*** Supplied entries Section Begins ***
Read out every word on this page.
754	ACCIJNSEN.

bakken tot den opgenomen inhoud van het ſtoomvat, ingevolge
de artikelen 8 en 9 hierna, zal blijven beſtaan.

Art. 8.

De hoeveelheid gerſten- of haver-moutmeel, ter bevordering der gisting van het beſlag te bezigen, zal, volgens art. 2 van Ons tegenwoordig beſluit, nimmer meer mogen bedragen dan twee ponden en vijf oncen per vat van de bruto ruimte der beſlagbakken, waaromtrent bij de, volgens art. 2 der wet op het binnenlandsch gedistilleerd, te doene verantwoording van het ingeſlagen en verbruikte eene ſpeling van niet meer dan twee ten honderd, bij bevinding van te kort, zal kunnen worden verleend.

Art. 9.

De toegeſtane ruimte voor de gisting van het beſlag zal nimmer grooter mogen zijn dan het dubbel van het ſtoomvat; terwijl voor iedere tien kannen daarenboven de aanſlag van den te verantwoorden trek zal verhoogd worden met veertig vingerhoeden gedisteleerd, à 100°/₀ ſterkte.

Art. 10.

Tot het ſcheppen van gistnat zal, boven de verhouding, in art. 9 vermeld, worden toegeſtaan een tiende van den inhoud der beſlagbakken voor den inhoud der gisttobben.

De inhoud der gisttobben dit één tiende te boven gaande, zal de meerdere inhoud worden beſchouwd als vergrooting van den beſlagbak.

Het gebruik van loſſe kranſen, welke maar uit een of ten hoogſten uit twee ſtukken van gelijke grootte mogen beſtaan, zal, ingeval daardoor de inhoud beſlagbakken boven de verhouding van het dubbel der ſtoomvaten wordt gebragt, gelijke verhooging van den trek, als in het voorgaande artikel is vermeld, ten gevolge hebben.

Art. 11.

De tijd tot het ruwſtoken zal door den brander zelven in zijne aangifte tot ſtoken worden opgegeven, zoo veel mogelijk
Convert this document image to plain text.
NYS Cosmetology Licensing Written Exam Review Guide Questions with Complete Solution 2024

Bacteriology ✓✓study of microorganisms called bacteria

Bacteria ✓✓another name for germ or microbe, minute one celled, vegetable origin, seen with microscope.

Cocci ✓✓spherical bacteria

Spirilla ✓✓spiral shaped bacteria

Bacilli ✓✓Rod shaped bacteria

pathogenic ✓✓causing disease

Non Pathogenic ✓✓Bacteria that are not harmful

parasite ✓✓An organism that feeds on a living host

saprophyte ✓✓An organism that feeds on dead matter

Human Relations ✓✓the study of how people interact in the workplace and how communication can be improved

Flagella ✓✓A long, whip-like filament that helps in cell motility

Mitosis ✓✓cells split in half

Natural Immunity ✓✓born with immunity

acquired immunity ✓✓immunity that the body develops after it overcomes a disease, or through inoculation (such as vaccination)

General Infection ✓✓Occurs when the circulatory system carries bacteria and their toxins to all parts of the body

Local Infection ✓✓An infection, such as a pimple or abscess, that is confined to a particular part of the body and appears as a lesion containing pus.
*** Supplied entries Section Ends ***
Scan the lines above for the word "nimmer" and copy every one where it occurs.

Answer below:
De hoeveelheid gerſten- of haver-moutmeel, ter bevordering der gisting van het beſlag te bezigen, zal, volgens art. 2 van Ons tegenwoordig beſluit, nimmer meer mogen bedragen dan twee ponden en vijf oncen per vat van de bruto ruimte der beſlagbakken, waaromtrent bij de, volgens art. 2 der wet op het binnenlandsch gedistilleerd, te doene verantwoording van het ingeſlagen en verbruikte eene ſpeling van niet meer dan twee ten honderd, bij bevinding van te kort, zal kunnen worden verleend.
De toegeſtane ruimte voor de gisting van het beſlag zal nimmer grooter mogen zijn dan het dubbel van het ſtoomvat; terwijl voor iedere tien kannen daarenboven de aanſlag van den te verantwoorden trek zal verhoogd worden met veertig vingerhoeden gedisteleerd, à 100°/₀ ſterkte.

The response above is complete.